▶ _STATED PROBLEM_
Look through the data for the string "Człowiek". Copy every line where it is found.

━━━━

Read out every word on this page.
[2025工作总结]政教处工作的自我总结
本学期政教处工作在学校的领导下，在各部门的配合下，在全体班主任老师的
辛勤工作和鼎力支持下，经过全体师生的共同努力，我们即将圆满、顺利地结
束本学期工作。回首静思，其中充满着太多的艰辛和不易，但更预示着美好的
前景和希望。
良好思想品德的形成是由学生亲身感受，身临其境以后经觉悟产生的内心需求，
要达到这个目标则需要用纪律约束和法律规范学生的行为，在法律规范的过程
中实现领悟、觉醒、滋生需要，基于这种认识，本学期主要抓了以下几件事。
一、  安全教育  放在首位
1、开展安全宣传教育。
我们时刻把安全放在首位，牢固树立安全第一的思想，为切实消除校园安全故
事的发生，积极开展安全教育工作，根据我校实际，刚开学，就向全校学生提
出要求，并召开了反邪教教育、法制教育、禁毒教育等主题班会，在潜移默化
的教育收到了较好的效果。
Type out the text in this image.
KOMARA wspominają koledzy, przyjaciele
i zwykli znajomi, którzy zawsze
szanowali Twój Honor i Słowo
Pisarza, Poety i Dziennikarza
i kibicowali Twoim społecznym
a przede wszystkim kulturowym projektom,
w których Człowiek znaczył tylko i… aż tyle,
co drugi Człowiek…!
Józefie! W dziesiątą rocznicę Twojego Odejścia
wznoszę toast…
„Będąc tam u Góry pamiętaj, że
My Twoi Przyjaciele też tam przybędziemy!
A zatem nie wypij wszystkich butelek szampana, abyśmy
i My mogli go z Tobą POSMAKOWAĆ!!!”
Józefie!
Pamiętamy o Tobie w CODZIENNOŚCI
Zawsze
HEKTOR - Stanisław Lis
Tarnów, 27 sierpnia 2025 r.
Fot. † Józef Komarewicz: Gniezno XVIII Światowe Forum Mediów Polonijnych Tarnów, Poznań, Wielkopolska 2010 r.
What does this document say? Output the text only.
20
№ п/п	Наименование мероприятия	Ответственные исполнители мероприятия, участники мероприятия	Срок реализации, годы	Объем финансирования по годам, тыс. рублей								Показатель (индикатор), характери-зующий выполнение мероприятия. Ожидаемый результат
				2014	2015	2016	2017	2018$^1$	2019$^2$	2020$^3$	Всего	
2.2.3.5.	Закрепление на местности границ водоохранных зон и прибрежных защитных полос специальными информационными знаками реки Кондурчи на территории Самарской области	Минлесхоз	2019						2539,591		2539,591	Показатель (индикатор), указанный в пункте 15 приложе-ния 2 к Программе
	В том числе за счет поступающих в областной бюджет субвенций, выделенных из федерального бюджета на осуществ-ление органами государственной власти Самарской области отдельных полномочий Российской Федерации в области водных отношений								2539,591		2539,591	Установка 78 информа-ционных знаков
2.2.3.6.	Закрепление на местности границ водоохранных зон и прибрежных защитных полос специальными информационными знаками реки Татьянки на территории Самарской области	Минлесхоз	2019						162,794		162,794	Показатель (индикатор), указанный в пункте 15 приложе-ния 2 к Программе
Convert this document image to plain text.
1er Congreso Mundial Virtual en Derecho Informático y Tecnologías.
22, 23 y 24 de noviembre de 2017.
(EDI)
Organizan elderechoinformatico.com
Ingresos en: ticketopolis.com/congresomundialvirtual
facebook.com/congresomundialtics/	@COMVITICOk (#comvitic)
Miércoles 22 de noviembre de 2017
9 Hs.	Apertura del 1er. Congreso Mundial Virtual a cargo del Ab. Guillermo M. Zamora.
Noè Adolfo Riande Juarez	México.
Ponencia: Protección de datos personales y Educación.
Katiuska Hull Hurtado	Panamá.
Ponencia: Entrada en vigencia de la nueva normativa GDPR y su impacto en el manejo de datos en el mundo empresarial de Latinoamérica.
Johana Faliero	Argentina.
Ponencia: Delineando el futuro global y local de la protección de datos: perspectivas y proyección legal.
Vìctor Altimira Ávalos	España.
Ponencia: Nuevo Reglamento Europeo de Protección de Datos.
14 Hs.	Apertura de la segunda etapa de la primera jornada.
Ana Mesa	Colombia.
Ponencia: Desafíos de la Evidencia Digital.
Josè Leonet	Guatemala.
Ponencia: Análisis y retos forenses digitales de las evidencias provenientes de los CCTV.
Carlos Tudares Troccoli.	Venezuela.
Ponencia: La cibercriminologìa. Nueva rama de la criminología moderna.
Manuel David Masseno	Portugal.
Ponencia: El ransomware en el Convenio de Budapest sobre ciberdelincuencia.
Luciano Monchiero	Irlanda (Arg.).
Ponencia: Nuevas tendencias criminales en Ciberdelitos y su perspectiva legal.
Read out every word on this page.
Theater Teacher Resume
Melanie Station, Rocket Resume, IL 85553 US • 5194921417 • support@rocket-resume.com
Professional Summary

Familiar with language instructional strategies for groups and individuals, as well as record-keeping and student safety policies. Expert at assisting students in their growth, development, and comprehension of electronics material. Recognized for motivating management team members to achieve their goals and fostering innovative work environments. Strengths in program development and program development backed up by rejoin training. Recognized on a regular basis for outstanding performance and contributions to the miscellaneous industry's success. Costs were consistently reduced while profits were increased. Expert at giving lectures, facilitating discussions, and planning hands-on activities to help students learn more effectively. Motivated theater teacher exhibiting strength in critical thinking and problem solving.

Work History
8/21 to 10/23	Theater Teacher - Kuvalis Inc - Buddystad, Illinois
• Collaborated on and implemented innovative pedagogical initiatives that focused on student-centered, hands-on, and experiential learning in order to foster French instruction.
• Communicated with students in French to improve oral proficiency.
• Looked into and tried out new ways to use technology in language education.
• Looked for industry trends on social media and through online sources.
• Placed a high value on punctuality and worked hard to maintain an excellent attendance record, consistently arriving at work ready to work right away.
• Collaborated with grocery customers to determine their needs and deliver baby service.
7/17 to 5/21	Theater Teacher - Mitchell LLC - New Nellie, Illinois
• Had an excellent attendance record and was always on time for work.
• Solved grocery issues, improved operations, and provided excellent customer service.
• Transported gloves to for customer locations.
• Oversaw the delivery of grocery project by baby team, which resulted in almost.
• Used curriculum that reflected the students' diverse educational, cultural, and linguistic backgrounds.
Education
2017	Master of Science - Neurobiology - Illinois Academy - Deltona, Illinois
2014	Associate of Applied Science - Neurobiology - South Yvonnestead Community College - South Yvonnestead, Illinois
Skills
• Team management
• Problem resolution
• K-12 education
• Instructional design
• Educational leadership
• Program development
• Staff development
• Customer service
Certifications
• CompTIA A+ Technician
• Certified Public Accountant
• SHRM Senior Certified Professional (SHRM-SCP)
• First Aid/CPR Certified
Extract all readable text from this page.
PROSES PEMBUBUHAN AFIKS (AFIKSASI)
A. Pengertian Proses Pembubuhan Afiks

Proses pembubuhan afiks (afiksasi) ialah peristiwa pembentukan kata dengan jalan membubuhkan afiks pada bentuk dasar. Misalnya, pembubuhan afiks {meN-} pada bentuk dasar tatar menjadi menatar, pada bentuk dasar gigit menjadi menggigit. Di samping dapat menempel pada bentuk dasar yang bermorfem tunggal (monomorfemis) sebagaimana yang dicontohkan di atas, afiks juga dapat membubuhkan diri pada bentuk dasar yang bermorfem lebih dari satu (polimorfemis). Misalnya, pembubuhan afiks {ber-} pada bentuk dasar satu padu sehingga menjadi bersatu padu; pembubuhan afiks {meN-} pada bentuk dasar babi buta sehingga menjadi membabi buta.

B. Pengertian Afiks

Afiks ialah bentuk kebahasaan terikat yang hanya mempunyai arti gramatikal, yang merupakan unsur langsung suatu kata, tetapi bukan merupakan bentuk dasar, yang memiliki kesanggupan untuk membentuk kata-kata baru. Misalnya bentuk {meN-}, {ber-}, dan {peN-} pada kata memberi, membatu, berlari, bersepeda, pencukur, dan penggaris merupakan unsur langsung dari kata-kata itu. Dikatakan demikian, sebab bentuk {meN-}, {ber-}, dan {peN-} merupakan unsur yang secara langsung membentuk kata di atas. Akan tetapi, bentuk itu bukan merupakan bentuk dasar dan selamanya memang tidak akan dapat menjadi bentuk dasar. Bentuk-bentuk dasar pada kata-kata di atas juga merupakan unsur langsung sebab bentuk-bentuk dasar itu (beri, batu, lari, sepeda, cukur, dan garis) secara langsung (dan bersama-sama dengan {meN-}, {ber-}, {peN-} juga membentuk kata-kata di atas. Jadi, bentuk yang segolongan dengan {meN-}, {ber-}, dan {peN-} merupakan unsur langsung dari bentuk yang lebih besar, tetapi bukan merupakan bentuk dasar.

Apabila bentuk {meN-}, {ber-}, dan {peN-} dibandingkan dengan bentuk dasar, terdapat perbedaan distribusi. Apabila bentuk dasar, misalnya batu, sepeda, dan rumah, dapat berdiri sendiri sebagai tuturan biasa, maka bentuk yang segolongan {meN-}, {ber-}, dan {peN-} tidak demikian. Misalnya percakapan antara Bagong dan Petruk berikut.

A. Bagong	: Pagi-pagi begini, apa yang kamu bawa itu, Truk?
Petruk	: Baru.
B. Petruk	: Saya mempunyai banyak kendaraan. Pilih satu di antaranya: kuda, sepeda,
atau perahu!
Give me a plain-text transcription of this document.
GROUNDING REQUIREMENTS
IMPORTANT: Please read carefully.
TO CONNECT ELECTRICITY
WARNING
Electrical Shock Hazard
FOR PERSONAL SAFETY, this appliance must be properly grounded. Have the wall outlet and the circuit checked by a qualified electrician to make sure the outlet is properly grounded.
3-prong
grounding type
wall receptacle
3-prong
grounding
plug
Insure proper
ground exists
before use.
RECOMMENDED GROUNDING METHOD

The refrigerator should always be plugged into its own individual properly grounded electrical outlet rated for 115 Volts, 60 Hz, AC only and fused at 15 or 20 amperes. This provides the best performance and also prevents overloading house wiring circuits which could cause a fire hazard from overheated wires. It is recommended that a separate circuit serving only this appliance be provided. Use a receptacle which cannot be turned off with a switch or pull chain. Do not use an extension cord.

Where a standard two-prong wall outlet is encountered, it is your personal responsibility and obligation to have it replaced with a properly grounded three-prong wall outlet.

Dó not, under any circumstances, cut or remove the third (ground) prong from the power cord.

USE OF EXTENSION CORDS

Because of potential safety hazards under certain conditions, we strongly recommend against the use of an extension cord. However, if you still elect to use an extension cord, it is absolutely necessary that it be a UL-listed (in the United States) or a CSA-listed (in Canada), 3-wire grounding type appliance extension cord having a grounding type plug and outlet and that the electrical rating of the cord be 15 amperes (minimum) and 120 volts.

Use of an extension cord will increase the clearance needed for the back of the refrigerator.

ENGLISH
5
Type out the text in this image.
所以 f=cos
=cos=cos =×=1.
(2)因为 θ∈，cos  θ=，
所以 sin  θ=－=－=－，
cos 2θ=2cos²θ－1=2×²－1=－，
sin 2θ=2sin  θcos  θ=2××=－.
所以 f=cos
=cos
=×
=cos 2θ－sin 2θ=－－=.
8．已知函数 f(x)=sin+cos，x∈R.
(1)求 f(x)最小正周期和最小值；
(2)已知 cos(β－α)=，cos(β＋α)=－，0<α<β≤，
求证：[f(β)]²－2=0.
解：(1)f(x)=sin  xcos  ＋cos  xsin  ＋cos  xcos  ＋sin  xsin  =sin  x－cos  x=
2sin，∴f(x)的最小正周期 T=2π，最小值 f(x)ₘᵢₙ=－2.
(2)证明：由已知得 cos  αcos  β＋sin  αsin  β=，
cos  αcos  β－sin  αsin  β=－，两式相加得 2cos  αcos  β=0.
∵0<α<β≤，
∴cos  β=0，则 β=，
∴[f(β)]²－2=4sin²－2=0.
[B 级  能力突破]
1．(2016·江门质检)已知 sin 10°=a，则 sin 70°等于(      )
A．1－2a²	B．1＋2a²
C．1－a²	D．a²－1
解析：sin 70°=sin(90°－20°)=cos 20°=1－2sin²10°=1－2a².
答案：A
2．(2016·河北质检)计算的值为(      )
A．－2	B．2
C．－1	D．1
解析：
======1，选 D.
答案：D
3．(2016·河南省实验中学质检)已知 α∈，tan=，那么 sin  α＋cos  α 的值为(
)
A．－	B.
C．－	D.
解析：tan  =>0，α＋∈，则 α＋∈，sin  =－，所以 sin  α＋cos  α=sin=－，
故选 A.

━━━━

▶ _EXERCISE ANSWER_
w których Człowiek znaczył tylko i… aż tyle,
co drugi Człowiek…!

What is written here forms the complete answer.